─── Supplied information

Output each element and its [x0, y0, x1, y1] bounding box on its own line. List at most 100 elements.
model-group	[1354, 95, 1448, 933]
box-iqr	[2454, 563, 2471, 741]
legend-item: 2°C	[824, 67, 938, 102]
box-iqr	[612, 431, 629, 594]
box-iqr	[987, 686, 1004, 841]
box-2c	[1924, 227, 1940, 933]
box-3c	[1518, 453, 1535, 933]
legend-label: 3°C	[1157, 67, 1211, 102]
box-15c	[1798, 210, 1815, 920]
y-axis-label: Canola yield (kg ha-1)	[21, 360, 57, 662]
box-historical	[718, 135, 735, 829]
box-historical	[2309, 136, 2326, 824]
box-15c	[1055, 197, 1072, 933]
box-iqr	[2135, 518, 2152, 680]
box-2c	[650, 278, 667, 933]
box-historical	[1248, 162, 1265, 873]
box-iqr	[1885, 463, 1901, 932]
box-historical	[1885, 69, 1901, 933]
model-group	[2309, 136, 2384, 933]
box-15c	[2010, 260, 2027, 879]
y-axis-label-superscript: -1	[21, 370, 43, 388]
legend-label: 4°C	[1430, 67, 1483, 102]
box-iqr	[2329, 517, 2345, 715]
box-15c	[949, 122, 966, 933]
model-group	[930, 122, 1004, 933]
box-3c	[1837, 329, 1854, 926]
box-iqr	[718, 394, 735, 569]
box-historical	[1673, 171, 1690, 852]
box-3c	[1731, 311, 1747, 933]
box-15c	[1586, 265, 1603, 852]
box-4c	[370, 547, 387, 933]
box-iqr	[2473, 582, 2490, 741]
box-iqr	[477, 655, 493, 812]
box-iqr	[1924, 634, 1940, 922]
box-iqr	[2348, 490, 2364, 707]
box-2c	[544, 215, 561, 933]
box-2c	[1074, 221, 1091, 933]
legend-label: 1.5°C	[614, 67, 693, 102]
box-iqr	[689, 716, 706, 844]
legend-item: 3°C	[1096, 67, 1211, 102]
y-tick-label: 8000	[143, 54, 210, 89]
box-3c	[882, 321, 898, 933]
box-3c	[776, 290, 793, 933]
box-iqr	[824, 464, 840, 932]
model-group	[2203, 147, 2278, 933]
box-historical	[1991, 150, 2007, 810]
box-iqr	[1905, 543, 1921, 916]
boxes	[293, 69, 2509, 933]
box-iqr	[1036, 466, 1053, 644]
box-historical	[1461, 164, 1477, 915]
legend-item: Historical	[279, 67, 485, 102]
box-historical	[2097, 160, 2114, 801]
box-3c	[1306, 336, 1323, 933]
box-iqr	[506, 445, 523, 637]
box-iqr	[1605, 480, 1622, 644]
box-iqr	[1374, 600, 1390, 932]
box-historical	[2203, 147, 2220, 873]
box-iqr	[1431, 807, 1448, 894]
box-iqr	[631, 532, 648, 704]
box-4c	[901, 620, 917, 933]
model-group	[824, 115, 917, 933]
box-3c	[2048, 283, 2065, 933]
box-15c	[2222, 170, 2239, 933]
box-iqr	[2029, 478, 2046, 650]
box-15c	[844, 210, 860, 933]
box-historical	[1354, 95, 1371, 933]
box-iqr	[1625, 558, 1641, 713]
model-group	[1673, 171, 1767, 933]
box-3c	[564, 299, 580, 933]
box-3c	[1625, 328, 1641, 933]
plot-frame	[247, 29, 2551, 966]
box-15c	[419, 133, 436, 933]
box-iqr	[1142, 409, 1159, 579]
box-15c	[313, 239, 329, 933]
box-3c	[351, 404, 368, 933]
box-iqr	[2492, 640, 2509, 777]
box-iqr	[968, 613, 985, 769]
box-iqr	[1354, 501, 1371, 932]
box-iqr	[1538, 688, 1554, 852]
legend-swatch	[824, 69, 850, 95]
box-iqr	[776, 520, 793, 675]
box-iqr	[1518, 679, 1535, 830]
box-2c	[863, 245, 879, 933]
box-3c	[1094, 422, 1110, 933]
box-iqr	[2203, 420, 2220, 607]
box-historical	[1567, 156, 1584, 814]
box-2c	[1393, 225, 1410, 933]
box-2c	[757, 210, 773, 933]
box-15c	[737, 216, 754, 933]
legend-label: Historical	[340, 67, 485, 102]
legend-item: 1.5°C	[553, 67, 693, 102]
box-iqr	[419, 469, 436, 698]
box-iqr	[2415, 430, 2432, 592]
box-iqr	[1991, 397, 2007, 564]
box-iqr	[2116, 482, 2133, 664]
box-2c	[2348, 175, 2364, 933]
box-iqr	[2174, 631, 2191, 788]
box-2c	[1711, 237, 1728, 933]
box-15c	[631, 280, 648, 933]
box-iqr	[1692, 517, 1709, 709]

──────

Collect each line of the items above that contains the string "label", matching case exactly.

legend-label: 3°C	[1157, 67, 1211, 102]
y-axis-label: Canola yield (kg ha-1)	[21, 360, 57, 662]
y-axis-label-superscript: -1	[21, 370, 43, 388]
legend-label: 4°C	[1430, 67, 1483, 102]
legend-label: 1.5°C	[614, 67, 693, 102]
y-tick-label: 8000	[143, 54, 210, 89]
legend-label: Historical	[340, 67, 485, 102]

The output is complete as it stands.